Text extract -
══════════════════════════════

Understanding Engineers

 

Two engineering students were walking across a university campus
when one said, "Where did you get such a great bike?"
The second engineer replied, "Well, I was walking along yesterday,
Minding my own business, when a beautiful woman rode up on this
bike, threw it to the ground, took off all her clothes and said,
"Take what you want."
The second engineer nodded approvingly and said, "Good choice; the
clothes probably wouldn't have fit you anyway."

 

To the optimist, the glass is half full. To the pessimist, the
glass is half empty. To the engineer, the glass is twice as big as
it needs to be.

 

 

A priest, a doctor, and an engineer were waiting one morning for a
Particularly slow group of golfers.

The engineer fumed, "What's with those blokes? We must have been
waiting for fifteen minutes!"
The doctor chimed in, "I don't know, but I've never seen such inept
Golf!"
The priest said, "Here comes the greens keeper. Let's have a word
with Him."
He said, "Hello, George! What's wrong with that group ahead of us?
They're rather slow, aren't they?"
The greens keeper replied, "Oh, yes. That's a group of blind fire
fighters.
They lost their sight saving our clubhouse from a fire last year,
so we always let them play for free anytime."
The group fell silent for a moment.

══════════════════════════════

Data segment -
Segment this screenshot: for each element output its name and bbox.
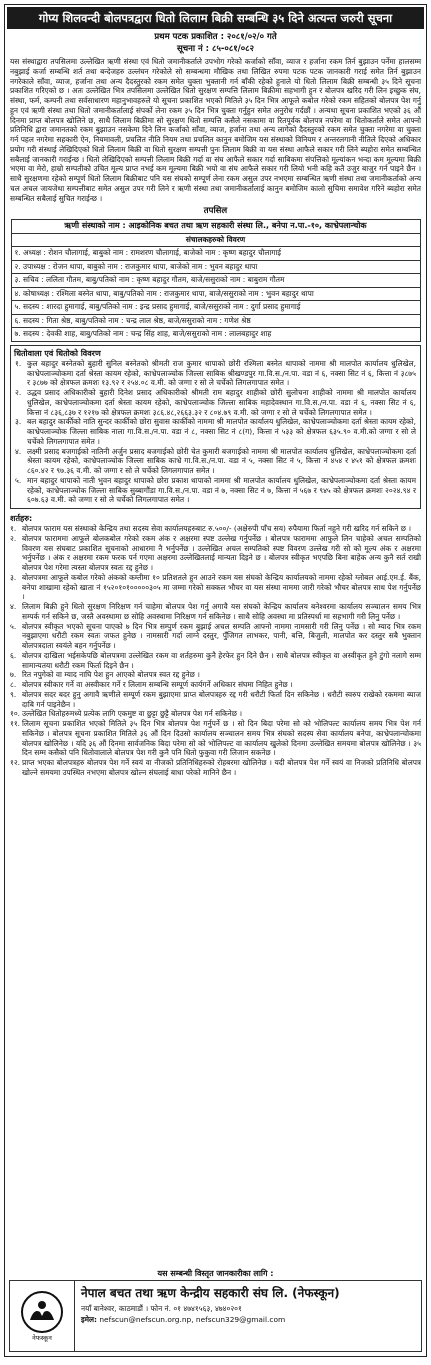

══════════════════════════════

Problem -
Answer these about the engineer jokes:
1. Where were the two engineering students walking?
2. According to the glass joke, how does the engineer see the glass?
3. What is the greens keeper's name?

Problem solution -
1. Across a university campus.
2. As twice as big as it needs to be.
3. George.